(Data listing)
------

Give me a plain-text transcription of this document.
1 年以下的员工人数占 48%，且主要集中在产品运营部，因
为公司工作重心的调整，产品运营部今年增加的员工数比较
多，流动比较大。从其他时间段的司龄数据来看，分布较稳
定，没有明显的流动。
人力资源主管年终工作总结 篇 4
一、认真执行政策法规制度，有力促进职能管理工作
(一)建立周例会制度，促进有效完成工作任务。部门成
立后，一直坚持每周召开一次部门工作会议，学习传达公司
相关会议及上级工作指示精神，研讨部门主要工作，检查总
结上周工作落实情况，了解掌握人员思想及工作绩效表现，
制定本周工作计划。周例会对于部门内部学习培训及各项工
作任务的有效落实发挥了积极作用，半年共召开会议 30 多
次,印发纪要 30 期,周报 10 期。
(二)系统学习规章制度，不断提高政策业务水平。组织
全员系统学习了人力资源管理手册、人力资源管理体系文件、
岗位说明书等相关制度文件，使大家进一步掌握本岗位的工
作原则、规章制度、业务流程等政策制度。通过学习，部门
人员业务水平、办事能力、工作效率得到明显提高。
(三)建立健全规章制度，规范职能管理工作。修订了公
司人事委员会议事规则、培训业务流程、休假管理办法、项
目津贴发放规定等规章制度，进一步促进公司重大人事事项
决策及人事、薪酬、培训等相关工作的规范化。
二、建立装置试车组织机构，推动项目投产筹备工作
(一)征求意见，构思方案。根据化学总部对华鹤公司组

------

» **What is asked**
Reproduce the entries above in full by retyping them exactly.

» **The answer**
Give me a plain-text transcription of this document.
1 年以下的员工人数占 48%，且主要集中在产品运营部，因
为公司工作重心的调整，产品运营部今年增加的员工数比较
多，流动比较大。从其他时间段的司龄数据来看，分布较稳
定，没有明显的流动。
人力资源主管年终工作总结 篇 4
一、认真执行政策法规制度，有力促进职能管理工作
(一)建立周例会制度，促进有效完成工作任务。部门成
立后，一直坚持每周召开一次部门工作会议，学习传达公司
相关会议及上级工作指示精神，研讨部门主要工作，检查总
结上周工作落实情况，了解掌握人员思想及工作绩效表现，
制定本周工作计划。周例会对于部门内部学习培训及各项工
作任务的有效落实发挥了积极作用，半年共召开会议 30 多
次,印发纪要 30 期,周报 10 期。
(二)系统学习规章制度，不断提高政策业务水平。组织
全员系统学习了人力资源管理手册、人力资源管理体系文件、
岗位说明书等相关制度文件，使大家进一步掌握本岗位的工
作原则、规章制度、业务流程等政策制度。通过学习，部门
人员业务水平、办事能力、工作效率得到明显提高。
(三)建立健全规章制度，规范职能管理工作。修订了公
司人事委员会议事规则、培训业务流程、休假管理办法、项
目津贴发放规定等规章制度，进一步促进公司重大人事事项
决策及人事、薪酬、培训等相关工作的规范化。
二、建立装置试车组织机构，推动项目投产筹备工作
(一)征求意见，构思方案。根据化学总部对华鹤公司组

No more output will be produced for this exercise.